→ WHAT IS NEEDED
Using the material below, copy every line where "content" appears.

→ EXTRACTED RECORDS

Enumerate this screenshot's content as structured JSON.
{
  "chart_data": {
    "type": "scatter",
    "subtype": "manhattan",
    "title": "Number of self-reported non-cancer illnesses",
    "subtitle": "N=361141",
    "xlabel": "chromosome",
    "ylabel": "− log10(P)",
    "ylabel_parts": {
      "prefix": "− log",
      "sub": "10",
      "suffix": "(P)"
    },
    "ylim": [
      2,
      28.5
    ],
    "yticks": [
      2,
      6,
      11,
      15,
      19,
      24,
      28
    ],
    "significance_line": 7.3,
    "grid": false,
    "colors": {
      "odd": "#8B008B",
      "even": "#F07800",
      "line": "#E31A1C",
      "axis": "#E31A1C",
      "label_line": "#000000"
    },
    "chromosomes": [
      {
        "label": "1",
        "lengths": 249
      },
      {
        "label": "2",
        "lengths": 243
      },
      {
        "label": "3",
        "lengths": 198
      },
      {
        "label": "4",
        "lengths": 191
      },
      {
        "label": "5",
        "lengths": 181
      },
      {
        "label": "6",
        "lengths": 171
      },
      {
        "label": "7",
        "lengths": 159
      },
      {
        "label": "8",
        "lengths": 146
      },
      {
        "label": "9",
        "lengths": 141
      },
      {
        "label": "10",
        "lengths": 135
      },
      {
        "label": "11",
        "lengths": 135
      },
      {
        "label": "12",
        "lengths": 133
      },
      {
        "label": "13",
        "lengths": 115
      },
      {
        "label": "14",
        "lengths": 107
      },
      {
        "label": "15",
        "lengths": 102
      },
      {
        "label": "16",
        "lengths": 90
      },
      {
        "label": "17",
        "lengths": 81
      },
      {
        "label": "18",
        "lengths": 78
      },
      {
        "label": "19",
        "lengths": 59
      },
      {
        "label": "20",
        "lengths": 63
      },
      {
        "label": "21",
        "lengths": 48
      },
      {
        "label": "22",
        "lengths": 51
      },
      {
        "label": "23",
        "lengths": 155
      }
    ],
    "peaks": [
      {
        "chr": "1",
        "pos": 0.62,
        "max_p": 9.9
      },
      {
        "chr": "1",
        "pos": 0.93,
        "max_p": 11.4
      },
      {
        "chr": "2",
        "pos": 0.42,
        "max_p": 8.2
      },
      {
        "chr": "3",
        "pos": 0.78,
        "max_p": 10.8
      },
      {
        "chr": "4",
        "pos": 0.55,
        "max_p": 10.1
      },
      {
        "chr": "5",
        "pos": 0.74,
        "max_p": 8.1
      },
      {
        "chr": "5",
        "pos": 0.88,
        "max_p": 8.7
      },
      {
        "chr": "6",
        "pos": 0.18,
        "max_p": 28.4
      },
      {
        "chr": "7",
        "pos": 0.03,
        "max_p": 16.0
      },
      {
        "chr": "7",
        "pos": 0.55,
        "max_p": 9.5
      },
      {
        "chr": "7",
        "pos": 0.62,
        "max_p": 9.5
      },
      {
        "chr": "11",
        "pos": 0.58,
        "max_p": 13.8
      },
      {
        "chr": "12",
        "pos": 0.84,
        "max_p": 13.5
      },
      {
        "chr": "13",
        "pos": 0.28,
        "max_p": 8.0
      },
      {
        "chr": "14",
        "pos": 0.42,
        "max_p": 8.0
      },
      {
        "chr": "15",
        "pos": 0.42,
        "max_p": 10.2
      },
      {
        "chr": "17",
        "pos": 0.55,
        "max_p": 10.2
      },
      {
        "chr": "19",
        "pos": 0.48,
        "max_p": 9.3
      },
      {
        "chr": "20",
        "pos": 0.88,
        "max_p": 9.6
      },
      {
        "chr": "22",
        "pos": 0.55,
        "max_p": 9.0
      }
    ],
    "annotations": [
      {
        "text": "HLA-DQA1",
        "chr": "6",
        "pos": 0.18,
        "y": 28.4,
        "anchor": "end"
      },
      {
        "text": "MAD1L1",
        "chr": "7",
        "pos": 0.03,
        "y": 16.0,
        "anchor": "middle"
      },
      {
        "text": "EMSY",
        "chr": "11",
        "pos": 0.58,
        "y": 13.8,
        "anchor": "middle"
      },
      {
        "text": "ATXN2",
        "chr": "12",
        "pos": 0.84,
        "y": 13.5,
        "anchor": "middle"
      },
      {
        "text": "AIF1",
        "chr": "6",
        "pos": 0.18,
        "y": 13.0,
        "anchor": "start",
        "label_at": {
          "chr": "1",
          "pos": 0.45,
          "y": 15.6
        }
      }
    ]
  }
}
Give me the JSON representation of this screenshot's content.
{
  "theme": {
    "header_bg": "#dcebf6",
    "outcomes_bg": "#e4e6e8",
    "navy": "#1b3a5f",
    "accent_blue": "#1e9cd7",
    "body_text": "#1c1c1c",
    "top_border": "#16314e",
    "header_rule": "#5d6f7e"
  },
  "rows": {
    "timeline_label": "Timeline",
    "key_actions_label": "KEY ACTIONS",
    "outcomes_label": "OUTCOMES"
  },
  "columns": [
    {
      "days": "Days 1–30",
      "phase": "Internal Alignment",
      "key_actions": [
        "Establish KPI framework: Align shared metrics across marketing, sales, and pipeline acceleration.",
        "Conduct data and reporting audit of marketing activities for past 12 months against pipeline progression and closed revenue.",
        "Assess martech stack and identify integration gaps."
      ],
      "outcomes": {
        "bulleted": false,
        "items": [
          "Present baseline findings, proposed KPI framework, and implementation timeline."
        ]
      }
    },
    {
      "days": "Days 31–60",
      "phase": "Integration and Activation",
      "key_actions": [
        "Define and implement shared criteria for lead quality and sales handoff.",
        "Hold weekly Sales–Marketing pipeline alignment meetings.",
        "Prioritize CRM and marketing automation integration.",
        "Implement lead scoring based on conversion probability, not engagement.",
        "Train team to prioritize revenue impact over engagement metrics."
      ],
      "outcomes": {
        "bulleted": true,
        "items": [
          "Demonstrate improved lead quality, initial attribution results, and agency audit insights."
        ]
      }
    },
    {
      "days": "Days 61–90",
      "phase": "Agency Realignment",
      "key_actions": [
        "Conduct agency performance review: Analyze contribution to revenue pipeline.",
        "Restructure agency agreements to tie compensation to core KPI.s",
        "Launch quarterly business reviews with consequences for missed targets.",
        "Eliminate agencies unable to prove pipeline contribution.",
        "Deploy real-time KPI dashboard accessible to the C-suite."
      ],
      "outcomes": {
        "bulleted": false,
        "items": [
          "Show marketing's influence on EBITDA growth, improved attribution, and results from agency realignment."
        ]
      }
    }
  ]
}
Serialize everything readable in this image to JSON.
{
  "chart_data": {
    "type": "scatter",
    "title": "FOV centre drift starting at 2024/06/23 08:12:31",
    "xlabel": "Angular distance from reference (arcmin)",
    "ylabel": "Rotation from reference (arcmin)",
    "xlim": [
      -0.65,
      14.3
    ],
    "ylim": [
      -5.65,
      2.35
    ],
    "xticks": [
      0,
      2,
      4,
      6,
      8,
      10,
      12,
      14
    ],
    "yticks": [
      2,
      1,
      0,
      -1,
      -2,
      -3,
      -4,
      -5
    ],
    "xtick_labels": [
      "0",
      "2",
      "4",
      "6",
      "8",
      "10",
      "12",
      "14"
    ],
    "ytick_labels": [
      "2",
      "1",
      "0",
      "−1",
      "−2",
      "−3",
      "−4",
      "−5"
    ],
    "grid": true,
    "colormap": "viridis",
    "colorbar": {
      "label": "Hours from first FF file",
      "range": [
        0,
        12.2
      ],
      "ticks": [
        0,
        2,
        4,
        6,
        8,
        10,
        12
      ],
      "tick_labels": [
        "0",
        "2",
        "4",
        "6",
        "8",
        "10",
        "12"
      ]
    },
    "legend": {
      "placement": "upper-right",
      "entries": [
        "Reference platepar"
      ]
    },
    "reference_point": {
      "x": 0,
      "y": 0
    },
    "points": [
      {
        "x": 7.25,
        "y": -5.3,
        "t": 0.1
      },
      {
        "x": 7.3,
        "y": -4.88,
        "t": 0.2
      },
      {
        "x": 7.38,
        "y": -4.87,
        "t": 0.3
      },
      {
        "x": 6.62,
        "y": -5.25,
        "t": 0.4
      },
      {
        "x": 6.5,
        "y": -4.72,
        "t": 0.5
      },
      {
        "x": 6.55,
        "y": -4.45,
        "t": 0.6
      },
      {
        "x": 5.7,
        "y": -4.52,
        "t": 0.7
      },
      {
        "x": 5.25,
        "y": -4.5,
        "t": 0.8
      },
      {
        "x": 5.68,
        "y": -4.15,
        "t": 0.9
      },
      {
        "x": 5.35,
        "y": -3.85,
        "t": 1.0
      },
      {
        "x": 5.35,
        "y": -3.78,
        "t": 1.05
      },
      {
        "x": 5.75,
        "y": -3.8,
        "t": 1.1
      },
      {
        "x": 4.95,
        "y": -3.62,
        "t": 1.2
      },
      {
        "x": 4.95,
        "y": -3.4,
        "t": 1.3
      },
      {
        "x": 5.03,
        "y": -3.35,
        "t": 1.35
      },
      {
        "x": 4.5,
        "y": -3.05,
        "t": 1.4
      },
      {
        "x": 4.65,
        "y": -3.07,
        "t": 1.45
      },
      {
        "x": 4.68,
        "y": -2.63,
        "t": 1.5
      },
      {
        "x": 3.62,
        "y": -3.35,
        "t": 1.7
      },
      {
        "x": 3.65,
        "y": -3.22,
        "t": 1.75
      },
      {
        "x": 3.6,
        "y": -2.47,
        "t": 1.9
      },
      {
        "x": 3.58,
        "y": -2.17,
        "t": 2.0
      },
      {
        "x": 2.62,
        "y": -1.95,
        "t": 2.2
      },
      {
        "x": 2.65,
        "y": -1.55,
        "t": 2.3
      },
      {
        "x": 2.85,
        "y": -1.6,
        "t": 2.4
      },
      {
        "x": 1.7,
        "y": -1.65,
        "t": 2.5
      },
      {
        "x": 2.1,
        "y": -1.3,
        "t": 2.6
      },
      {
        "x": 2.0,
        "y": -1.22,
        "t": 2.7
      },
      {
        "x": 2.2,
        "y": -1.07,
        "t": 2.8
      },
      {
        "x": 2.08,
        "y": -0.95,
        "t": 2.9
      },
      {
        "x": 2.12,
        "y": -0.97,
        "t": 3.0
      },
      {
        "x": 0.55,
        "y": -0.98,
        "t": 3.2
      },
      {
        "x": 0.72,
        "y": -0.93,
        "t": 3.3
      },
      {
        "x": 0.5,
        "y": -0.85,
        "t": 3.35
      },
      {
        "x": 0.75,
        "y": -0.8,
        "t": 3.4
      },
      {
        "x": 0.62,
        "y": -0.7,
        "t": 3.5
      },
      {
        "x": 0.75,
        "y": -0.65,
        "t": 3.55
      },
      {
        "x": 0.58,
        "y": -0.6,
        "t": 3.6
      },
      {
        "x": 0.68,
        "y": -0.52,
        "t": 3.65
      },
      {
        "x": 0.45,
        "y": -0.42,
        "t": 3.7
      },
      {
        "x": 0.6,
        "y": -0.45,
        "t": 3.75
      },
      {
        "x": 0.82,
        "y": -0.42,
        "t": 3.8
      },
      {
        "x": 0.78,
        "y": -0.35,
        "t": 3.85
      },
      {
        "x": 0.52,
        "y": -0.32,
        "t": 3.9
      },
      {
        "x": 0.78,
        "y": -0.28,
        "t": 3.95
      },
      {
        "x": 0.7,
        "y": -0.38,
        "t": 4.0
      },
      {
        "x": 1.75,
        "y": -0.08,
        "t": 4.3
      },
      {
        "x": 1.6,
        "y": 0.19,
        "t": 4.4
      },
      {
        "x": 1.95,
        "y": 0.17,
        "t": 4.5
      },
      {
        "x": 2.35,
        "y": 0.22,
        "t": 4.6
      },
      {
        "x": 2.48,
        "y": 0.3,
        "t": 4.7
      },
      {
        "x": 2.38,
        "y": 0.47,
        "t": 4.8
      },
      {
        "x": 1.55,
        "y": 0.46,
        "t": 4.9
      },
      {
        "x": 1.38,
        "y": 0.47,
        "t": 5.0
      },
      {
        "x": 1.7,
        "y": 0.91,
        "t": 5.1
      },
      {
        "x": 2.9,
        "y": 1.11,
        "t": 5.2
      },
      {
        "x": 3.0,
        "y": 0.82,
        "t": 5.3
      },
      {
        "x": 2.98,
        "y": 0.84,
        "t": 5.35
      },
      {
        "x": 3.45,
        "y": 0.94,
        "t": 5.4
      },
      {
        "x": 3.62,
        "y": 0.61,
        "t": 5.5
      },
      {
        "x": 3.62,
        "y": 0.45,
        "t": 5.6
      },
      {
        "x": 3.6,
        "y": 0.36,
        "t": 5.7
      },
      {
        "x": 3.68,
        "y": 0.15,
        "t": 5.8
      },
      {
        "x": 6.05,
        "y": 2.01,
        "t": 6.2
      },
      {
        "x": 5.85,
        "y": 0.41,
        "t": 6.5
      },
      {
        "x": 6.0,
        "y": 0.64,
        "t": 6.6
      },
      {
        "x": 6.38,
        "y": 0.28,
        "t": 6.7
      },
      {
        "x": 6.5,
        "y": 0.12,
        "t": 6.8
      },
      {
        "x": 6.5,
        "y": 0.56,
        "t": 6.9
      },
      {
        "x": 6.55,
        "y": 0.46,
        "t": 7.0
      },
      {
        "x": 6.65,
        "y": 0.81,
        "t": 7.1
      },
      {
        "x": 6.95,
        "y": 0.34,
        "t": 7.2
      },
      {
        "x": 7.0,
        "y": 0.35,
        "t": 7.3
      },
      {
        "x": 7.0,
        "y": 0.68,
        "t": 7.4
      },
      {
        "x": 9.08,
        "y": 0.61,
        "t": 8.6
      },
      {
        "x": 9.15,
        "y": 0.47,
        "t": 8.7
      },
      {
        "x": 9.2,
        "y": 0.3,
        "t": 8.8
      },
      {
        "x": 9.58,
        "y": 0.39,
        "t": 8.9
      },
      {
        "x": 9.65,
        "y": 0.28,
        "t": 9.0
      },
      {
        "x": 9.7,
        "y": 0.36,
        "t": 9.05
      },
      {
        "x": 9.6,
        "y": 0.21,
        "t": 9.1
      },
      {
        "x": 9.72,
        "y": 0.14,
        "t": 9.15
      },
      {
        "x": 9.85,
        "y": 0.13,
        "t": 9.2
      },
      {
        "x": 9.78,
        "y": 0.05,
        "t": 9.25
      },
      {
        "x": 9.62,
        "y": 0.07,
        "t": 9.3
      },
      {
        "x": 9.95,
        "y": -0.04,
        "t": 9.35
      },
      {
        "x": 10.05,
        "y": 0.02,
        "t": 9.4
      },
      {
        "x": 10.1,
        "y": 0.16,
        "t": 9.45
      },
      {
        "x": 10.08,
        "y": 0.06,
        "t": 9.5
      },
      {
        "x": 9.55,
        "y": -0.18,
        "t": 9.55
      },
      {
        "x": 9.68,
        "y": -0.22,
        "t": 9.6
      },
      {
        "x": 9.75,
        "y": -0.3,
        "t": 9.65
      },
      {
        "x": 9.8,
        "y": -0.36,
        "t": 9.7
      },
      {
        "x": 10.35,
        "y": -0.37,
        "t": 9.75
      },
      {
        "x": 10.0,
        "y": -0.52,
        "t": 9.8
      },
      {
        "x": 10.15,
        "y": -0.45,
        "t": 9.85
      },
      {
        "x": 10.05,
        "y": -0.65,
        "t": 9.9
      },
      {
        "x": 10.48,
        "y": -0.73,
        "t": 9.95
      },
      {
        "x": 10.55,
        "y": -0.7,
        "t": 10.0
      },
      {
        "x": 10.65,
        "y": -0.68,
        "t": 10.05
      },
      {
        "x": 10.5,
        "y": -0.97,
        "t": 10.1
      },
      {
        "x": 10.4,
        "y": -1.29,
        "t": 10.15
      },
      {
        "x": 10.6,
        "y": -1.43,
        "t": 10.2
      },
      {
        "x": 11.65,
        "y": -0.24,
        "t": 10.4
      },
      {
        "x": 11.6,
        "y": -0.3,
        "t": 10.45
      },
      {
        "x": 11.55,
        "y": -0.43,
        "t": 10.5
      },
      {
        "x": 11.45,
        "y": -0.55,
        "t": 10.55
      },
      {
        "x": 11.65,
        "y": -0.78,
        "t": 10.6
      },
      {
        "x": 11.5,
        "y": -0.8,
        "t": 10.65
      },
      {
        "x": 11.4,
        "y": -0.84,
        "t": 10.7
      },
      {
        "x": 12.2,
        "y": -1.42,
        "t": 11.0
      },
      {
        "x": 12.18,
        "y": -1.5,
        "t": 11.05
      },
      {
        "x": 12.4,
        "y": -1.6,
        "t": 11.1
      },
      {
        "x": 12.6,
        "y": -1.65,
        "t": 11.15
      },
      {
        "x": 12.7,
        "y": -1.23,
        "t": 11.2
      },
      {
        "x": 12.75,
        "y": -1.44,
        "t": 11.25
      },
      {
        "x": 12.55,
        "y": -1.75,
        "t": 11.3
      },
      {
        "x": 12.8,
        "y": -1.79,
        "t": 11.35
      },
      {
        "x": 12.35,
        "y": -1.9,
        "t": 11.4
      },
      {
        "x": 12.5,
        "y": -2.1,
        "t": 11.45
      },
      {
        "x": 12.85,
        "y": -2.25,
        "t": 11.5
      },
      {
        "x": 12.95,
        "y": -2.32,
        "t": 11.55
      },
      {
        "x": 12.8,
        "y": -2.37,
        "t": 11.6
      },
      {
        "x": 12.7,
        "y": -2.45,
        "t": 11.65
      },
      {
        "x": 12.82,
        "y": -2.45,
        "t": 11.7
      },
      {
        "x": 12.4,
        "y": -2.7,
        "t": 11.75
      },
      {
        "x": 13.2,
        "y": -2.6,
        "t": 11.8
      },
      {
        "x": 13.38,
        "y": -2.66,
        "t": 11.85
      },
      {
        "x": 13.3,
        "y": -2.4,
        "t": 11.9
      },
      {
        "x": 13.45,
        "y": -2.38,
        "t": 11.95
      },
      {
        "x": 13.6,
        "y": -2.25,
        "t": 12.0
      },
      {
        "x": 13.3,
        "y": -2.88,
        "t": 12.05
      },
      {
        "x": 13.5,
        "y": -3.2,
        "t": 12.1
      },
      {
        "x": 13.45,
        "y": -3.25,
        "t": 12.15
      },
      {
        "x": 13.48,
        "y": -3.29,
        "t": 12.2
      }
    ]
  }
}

→ EXERCISE OUTPUT
Enumerate this screenshot's content as structured JSON.
Give me the JSON representation of this screenshot's content.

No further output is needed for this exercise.